## Stated exercise
In the material below, identify each line bearing the word "должны". Reproduce those lines.

(Raw records)
** Begin **

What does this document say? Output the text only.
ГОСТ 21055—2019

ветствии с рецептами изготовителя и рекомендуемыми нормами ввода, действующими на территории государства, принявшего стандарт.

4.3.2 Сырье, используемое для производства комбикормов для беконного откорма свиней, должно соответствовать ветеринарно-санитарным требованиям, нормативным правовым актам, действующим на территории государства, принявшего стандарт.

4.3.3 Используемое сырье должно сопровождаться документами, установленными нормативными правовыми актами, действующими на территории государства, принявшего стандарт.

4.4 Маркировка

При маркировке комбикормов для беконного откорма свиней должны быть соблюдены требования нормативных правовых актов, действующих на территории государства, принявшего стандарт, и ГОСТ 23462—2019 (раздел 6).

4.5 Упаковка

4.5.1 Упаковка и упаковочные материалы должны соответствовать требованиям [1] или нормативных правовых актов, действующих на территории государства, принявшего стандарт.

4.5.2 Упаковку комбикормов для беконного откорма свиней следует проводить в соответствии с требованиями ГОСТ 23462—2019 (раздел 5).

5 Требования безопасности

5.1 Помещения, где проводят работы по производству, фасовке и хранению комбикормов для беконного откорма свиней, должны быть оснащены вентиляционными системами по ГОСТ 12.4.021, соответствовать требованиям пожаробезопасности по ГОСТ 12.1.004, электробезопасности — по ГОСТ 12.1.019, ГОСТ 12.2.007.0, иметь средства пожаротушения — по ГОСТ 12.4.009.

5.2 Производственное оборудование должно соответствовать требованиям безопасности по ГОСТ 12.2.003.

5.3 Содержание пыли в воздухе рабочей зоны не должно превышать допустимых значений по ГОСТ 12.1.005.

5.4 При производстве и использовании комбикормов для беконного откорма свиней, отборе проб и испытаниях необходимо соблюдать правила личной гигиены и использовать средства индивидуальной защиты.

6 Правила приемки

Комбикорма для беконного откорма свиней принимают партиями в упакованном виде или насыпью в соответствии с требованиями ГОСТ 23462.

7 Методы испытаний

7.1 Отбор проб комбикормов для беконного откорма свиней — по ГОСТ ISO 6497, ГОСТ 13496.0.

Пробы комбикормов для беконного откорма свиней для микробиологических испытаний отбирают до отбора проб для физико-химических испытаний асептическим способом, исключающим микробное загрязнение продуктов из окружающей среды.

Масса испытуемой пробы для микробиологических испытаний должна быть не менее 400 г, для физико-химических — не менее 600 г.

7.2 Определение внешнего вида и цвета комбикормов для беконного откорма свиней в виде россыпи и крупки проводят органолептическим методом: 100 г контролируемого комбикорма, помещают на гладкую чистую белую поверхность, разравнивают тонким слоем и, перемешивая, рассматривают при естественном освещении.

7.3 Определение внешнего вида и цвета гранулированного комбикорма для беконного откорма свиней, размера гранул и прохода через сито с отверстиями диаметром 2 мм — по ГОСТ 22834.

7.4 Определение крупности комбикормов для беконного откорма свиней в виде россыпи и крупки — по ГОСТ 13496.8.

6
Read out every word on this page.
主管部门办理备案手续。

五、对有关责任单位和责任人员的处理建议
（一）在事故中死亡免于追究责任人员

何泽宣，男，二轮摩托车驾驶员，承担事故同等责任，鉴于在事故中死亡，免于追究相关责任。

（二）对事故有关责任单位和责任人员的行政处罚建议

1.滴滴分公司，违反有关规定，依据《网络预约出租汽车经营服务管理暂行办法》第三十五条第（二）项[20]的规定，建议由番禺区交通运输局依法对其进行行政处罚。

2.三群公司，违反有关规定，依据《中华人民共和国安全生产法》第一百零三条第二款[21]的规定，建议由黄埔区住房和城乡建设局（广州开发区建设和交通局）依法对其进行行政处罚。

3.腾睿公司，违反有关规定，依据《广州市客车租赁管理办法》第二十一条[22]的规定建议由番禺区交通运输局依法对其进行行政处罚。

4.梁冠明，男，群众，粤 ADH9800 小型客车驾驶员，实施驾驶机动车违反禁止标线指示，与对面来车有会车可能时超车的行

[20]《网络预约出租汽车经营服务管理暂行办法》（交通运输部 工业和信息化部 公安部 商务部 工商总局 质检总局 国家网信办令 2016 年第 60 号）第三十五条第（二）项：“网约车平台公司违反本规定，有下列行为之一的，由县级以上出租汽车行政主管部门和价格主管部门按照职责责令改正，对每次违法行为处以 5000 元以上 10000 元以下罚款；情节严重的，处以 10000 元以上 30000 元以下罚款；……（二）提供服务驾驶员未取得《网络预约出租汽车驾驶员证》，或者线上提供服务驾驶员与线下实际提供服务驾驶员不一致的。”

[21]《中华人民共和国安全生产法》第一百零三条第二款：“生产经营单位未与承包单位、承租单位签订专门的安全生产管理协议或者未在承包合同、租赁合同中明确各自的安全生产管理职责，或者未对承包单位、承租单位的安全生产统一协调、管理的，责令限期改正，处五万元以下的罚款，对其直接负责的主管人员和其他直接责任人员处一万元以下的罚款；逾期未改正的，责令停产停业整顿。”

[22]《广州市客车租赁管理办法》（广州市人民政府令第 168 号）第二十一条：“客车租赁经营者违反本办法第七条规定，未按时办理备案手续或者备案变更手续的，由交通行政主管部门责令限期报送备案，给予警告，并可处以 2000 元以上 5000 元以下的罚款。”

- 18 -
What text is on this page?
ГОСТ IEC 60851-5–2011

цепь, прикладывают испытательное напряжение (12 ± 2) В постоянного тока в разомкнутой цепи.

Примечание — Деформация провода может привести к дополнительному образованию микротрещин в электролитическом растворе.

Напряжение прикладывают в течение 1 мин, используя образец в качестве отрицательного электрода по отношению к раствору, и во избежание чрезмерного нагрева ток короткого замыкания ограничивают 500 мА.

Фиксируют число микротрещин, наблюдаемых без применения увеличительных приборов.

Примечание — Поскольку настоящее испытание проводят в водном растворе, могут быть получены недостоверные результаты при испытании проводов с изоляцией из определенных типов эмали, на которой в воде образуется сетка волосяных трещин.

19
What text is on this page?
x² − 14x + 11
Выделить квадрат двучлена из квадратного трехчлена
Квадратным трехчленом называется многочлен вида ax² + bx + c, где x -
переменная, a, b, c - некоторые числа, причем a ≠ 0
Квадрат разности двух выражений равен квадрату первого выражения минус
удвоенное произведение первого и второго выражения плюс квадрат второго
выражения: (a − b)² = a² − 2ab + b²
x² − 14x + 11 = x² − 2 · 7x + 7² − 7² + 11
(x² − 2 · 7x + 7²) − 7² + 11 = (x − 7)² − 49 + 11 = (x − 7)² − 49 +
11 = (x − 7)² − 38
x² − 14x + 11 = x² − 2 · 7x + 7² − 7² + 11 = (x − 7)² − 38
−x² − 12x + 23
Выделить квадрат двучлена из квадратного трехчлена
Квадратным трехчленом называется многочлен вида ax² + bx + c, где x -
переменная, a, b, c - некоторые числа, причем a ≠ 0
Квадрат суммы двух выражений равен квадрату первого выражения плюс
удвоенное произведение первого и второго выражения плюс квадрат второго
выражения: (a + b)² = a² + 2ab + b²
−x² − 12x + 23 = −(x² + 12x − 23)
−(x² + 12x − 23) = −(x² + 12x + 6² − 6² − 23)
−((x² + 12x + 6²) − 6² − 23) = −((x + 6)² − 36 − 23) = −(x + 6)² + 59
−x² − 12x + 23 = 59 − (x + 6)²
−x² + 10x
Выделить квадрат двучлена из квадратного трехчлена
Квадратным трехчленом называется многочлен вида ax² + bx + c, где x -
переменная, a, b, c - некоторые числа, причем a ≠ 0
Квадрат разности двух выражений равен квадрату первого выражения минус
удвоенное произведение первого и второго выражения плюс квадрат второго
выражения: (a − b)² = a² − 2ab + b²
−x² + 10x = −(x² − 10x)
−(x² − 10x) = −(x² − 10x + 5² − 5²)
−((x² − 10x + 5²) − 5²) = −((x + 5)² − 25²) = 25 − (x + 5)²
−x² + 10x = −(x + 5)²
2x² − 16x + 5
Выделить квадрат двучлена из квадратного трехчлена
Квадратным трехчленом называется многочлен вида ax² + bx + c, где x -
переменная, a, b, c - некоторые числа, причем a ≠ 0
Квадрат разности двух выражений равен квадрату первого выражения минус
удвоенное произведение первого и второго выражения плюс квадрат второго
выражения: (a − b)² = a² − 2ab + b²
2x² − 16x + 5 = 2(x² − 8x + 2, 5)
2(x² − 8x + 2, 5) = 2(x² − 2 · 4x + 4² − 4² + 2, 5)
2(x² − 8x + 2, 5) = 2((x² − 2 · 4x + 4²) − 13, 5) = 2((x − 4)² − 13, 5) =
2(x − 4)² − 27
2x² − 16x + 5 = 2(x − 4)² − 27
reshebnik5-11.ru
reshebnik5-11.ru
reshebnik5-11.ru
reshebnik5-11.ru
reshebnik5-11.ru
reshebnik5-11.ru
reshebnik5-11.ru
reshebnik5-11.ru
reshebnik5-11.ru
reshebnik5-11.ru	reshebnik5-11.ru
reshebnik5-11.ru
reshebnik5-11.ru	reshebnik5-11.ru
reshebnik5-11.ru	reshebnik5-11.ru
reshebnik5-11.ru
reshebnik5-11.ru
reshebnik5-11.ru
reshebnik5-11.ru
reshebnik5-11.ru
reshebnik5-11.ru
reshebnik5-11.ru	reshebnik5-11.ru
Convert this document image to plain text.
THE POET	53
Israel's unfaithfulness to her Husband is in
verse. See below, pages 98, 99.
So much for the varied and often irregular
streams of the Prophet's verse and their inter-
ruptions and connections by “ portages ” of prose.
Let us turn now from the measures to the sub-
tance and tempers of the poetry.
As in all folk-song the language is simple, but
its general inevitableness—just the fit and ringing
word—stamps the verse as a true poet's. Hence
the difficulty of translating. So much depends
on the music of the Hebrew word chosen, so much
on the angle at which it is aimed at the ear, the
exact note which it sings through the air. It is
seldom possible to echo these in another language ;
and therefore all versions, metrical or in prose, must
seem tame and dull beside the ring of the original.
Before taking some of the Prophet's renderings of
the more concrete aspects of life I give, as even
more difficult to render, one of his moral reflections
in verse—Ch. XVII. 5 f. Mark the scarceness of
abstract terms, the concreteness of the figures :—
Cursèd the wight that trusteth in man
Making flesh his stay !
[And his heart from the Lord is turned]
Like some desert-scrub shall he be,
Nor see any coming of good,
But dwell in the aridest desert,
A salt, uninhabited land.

** End **

## Reply
При маркировке комбикормов для беконного откорма свиней должны быть соблюдены требования нормативных правовых актов, действующих на территории государства, принявшего стандарт, и ГОСТ 23462—2019 (раздел 6).
4.5.1 Упаковка и упаковочные материалы должны соответствовать требованиям [1] или нормативных правовых актов, действующих на территории государства, принявшего стандарт.
5.1 Помещения, где проводят работы по производству, фасовке и хранению комбикормов для беконного откорма свиней, должны быть оснащены вентиляционными системами по ГОСТ 12.4.021, соответствовать требованиям пожаробезопасности по ГОСТ 12.1.004, электробезопасности — по ГОСТ 12.1.019, ГОСТ 12.2.007.0, иметь средства пожаротушения — по ГОСТ 12.4.009.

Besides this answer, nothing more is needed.